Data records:
__________________________________________________

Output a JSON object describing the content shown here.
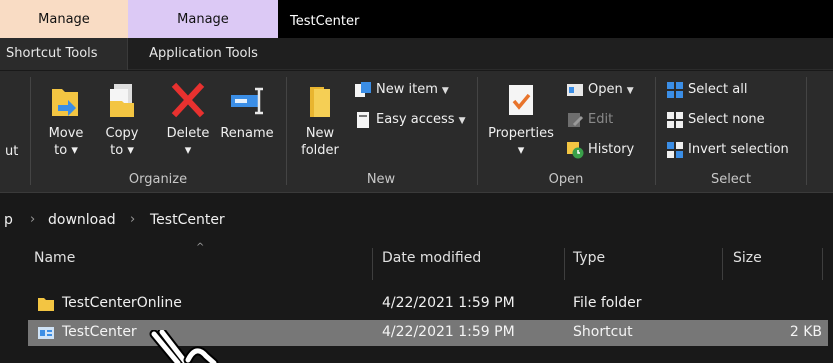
{
  "context_tabs": {
    "manage_shortcut": "Manage",
    "manage_application": "Manage",
    "window_title": "TestCenter"
  },
  "ribbon_tabs": {
    "shortcut_tools": "Shortcut Tools",
    "application_tools": "Application Tools"
  },
  "ribbon": {
    "cut_fragment": "ut",
    "organize": {
      "label": "Organize",
      "move_to": "Move\nto ▾",
      "copy_to": "Copy\nto ▾",
      "delete": "Delete\n▾",
      "rename": "Rename"
    },
    "new": {
      "label": "New",
      "new_folder": "New\nfolder",
      "new_item": "New item",
      "easy_access": "Easy access"
    },
    "open": {
      "label": "Open",
      "properties": "Properties\n▾",
      "open": "Open",
      "edit": "Edit",
      "history": "History"
    },
    "select": {
      "label": "Select",
      "select_all": "Select all",
      "select_none": "Select none",
      "invert_selection": "Invert selection"
    }
  },
  "address_bar": {
    "fragment": "p",
    "crumbs": [
      "download",
      "TestCenter"
    ]
  },
  "columns": {
    "name": "Name",
    "date_modified": "Date modified",
    "type": "Type",
    "size": "Size"
  },
  "files": [
    {
      "name": "TestCenterOnline",
      "date": "4/22/2021 1:59 PM",
      "type": "File folder",
      "size": "",
      "icon": "folder-icon"
    },
    {
      "name": "TestCenter",
      "date": "4/22/2021 1:59 PM",
      "type": "Shortcut",
      "size": "2 KB",
      "icon": "shortcut-app-icon"
    }
  ],
  "colors": {
    "manage_shortcut_bg": "#f9dcc4",
    "manage_application_bg": "#dcc9f5",
    "ribbon_bg": "#2b2b2b",
    "window_bg": "#191919",
    "selected_row": "#777777",
    "accent_blue": "#3b8ee6"
  }
}
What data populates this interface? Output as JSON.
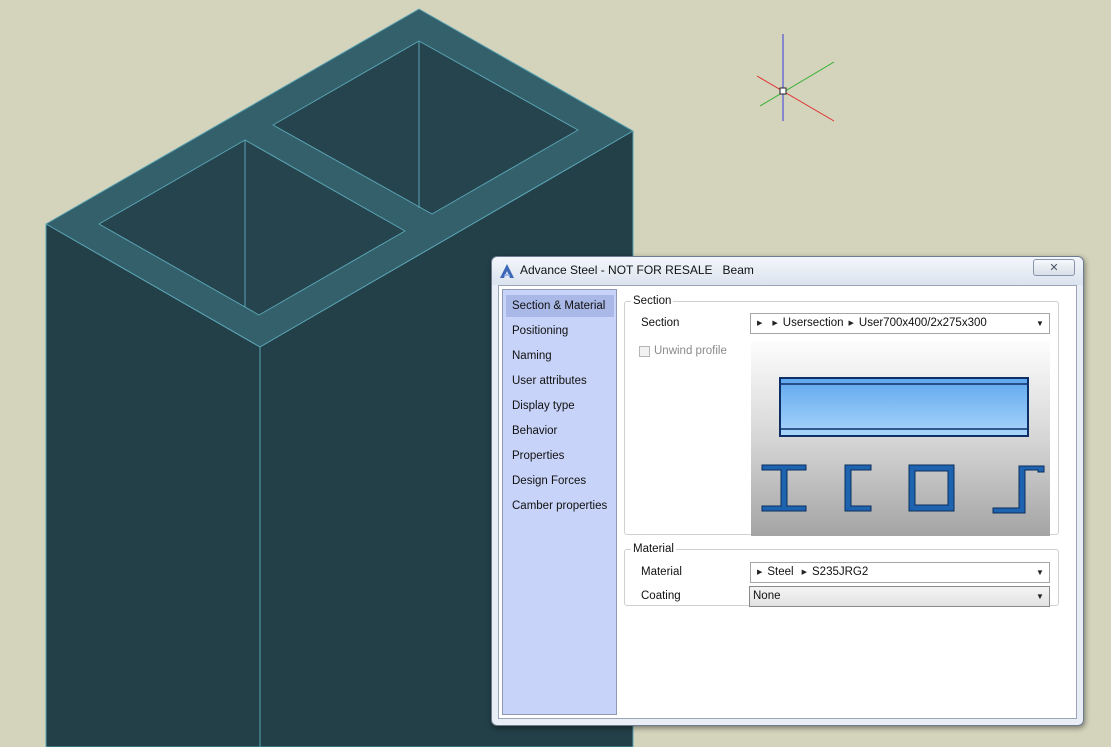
{
  "dialog": {
    "title": "Advance Steel - NOT FOR RESALE   Beam",
    "close_glyph": "✕"
  },
  "nav": {
    "items": [
      {
        "label": "Section & Material",
        "active": true
      },
      {
        "label": "Positioning"
      },
      {
        "label": "Naming"
      },
      {
        "label": "User attributes"
      },
      {
        "label": "Display type"
      },
      {
        "label": "Behavior"
      },
      {
        "label": "Properties"
      },
      {
        "label": "Design Forces"
      },
      {
        "label": "Camber properties"
      }
    ]
  },
  "section_group": {
    "legend": "Section",
    "section_label": "Section",
    "section_path": [
      "",
      "Usersection",
      "User700x400/2x275x300"
    ],
    "unwind_label": "Unwind profile"
  },
  "material_group": {
    "legend": "Material",
    "material_label": "Material",
    "material_path": [
      "Steel",
      "S235JRG2"
    ],
    "coating_label": "Coating",
    "coating_value": "None"
  },
  "colors": {
    "background": "#d4d4bc",
    "model_face": "#233f48",
    "model_top": "#34606c",
    "model_edge": "#5aa3b3",
    "preview_profile": "#1d63b0"
  },
  "icons": {
    "app": "advance-steel-logo-icon",
    "ucs": "ucs-axes-icon",
    "close": "close-icon",
    "profiles": [
      "i-beam-profile-icon",
      "channel-profile-icon",
      "box-profile-icon",
      "z-profile-icon"
    ]
  }
}
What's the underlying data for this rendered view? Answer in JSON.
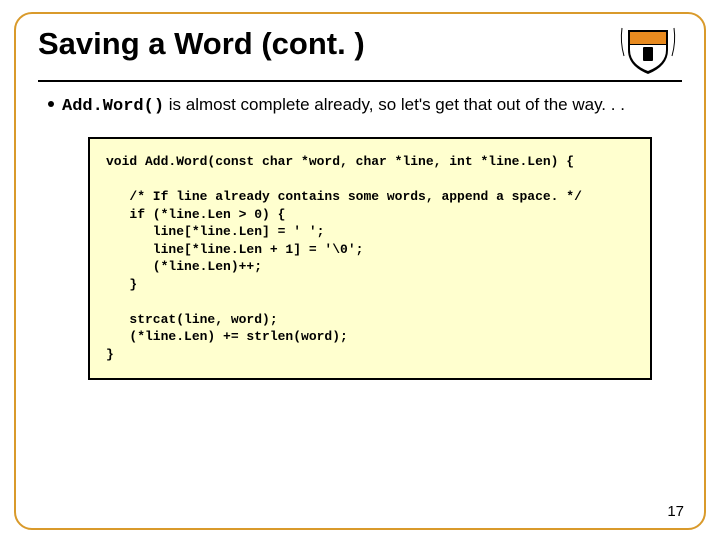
{
  "title": "Saving a Word (cont. )",
  "bullet": {
    "code": "Add.Word()",
    "rest": " is almost complete already, so let's get that out of the way. . ."
  },
  "codebox": "void Add.Word(const char *word, char *line, int *line.Len) {\n\n   /* If line already contains some words, append a space. */\n   if (*line.Len > 0) {\n      line[*line.Len] = ' ';\n      line[*line.Len + 1] = '\\0';\n      (*line.Len)++;\n   }\n\n   strcat(line, word);\n   (*line.Len) += strlen(word);\n}",
  "page_number": "17",
  "logo_label": "Princeton shield"
}
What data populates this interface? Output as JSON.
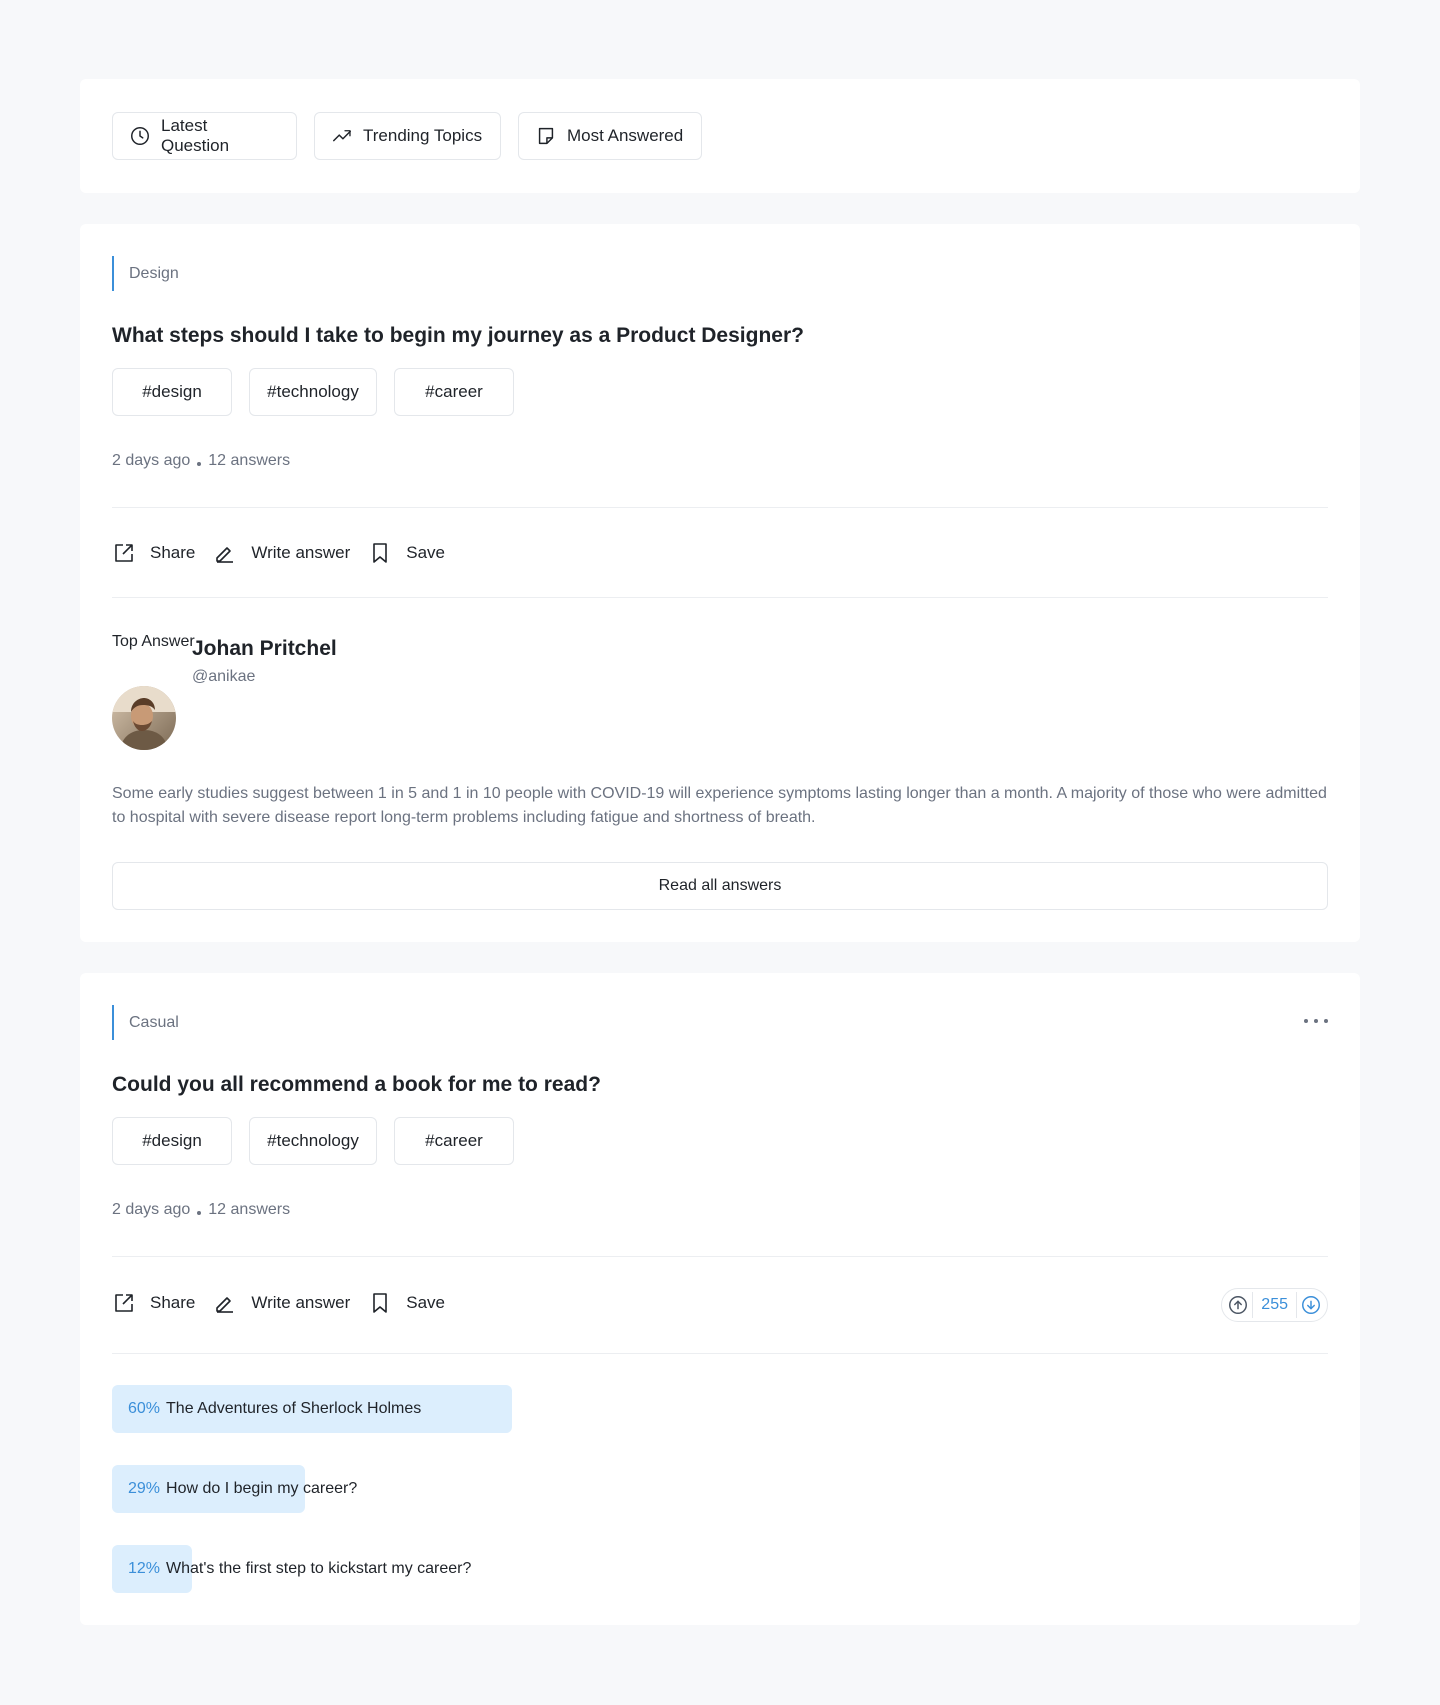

__________________________________________________

§ Required work:
Quote the records in full and exactly; skip any image.

§ Answer below:
Output a JSON object describing the content shown here.
{
  "context_tabs": {
    "manage_shortcut": "Manage",
    "manage_application": "Manage",
    "window_title": "TestCenter"
  },
  "ribbon_tabs": {
    "shortcut_tools": "Shortcut Tools",
    "application_tools": "Application Tools"
  },
  "ribbon": {
    "cut_fragment": "ut",
    "organize": {
      "label": "Organize",
      "move_to": "Move\nto ▾",
      "copy_to": "Copy\nto ▾",
      "delete": "Delete\n▾",
      "rename": "Rename"
    },
    "new": {
      "label": "New",
      "new_folder": "New\nfolder",
      "new_item": "New item",
      "easy_access": "Easy access"
    },
    "open": {
      "label": "Open",
      "properties": "Properties\n▾",
      "open": "Open",
      "edit": "Edit",
      "history": "History"
    },
    "select": {
      "label": "Select",
      "select_all": "Select all",
      "select_none": "Select none",
      "invert_selection": "Invert selection"
    }
  },
  "address_bar": {
    "fragment": "p",
    "crumbs": [
      "download",
      "TestCenter"
    ]
  },
  "columns": {
    "name": "Name",
    "date_modified": "Date modified",
    "type": "Type",
    "size": "Size"
  },
  "files": [
    {
      "name": "TestCenterOnline",
      "date": "4/22/2021 1:59 PM",
      "type": "File folder",
      "size": "",
      "icon": "folder-icon"
    },
    {
      "name": "TestCenter",
      "date": "4/22/2021 1:59 PM",
      "type": "Shortcut",
      "size": "2 KB",
      "icon": "shortcut-app-icon"
    }
  ],
  "colors": {
    "manage_shortcut_bg": "#f9dcc4",
    "manage_application_bg": "#dcc9f5",
    "ribbon_bg": "#2b2b2b",
    "window_bg": "#191919",
    "selected_row": "#777777",
    "accent_blue": "#3b8ee6"
  }
}
What data populates this interface? Output as JSON.
{
  "dialog": {
    "title": "Advance Steel - NOT FOR RESALE   Beam",
    "close_glyph": "✕"
  },
  "nav": {
    "items": [
      {
        "label": "Section & Material",
        "active": true
      },
      {
        "label": "Positioning"
      },
      {
        "label": "Naming"
      },
      {
        "label": "User attributes"
      },
      {
        "label": "Display type"
      },
      {
        "label": "Behavior"
      },
      {
        "label": "Properties"
      },
      {
        "label": "Design Forces"
      },
      {
        "label": "Camber properties"
      }
    ]
  },
  "section_group": {
    "legend": "Section",
    "section_label": "Section",
    "section_path": [
      "",
      "Usersection",
      "User700x400/2x275x300"
    ],
    "unwind_label": "Unwind profile"
  },
  "material_group": {
    "legend": "Material",
    "material_label": "Material",
    "material_path": [
      "Steel",
      "S235JRG2"
    ],
    "coating_label": "Coating",
    "coating_value": "None"
  },
  "colors": {
    "background": "#d4d4bc",
    "model_face": "#233f48",
    "model_top": "#34606c",
    "model_edge": "#5aa3b3",
    "preview_profile": "#1d63b0"
  },
  "icons": {
    "app": "advance-steel-logo-icon",
    "ucs": "ucs-axes-icon",
    "close": "close-icon",
    "profiles": [
      "i-beam-profile-icon",
      "channel-profile-icon",
      "box-profile-icon",
      "z-profile-icon"
    ]
  }
}
What's the underlying data for this rendered view? Answer in JSON.
{
  "title": "Saving a Word (cont. )",
  "bullet": {
    "code": "Add.Word()",
    "rest": " is almost complete already, so let's get that out of the way. . ."
  },
  "codebox": "void Add.Word(const char *word, char *line, int *line.Len) {\n\n   /* If line already contains some words, append a space. */\n   if (*line.Len > 0) {\n      line[*line.Len] = ' ';\n      line[*line.Len + 1] = '\\0';\n      (*line.Len)++;\n   }\n\n   strcat(line, word);\n   (*line.Len) += strlen(word);\n}",
  "page_number": "17",
  "logo_label": "Princeton shield"
}
What data populates this interface? Output as JSON.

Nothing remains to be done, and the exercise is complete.